• _Task to complete_:
Set down the data below without change, skipping the pictures it holds.

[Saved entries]
[BEGIN]

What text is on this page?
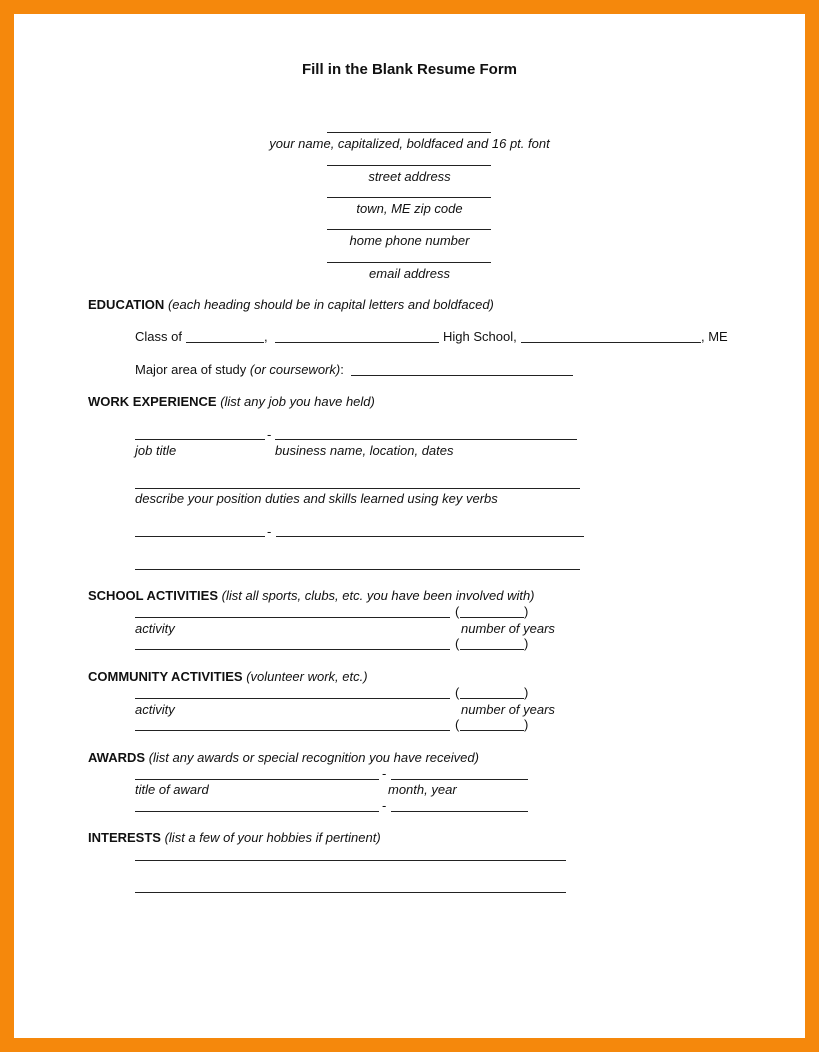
Fill in the Blank Resume Form
your name, capitalized, boldfaced and 16 pt. font
street address
town, ME zip code
home phone number
email address
EDUCATION (each heading should be in capital letters and boldfaced)
Class of	,	High School,	, ME
Major area of study (or coursework):
WORK EXPERIENCE (list any job you have held)
-
job title	business name, location, dates
describe your position duties and skills learned using key verbs
-
SCHOOL ACTIVITIES (list all sports, clubs, etc. you have been involved with)
(	)
activity	number of years
(	)
COMMUNITY ACTIVITIES (volunteer work, etc.)
(	)
activity	number of years
(	)
AWARDS (list any awards or special recognition you have received)
-
title of award	month, year
-
INTERESTS (list a few of your hobbies if pertinent)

[END]

• _Finished exercise_:
What text is on this page?
Fill in the Blank Resume Form
your name, capitalized, boldfaced and 16 pt. font
street address
town, ME zip code
home phone number
email address
EDUCATION (each heading should be in capital letters and boldfaced)
Class of	,	High School,	, ME
Major area of study (or coursework):
WORK EXPERIENCE (list any job you have held)
-
job title	business name, location, dates
describe your position duties and skills learned using key verbs
-
SCHOOL ACTIVITIES (list all sports, clubs, etc. you have been involved with)
(	)
activity	number of years
(	)
COMMUNITY ACTIVITIES (volunteer work, etc.)
(	)
activity	number of years
(	)
AWARDS (list any awards or special recognition you have received)
-
title of award	month, year
-
INTERESTS (list a few of your hobbies if pertinent)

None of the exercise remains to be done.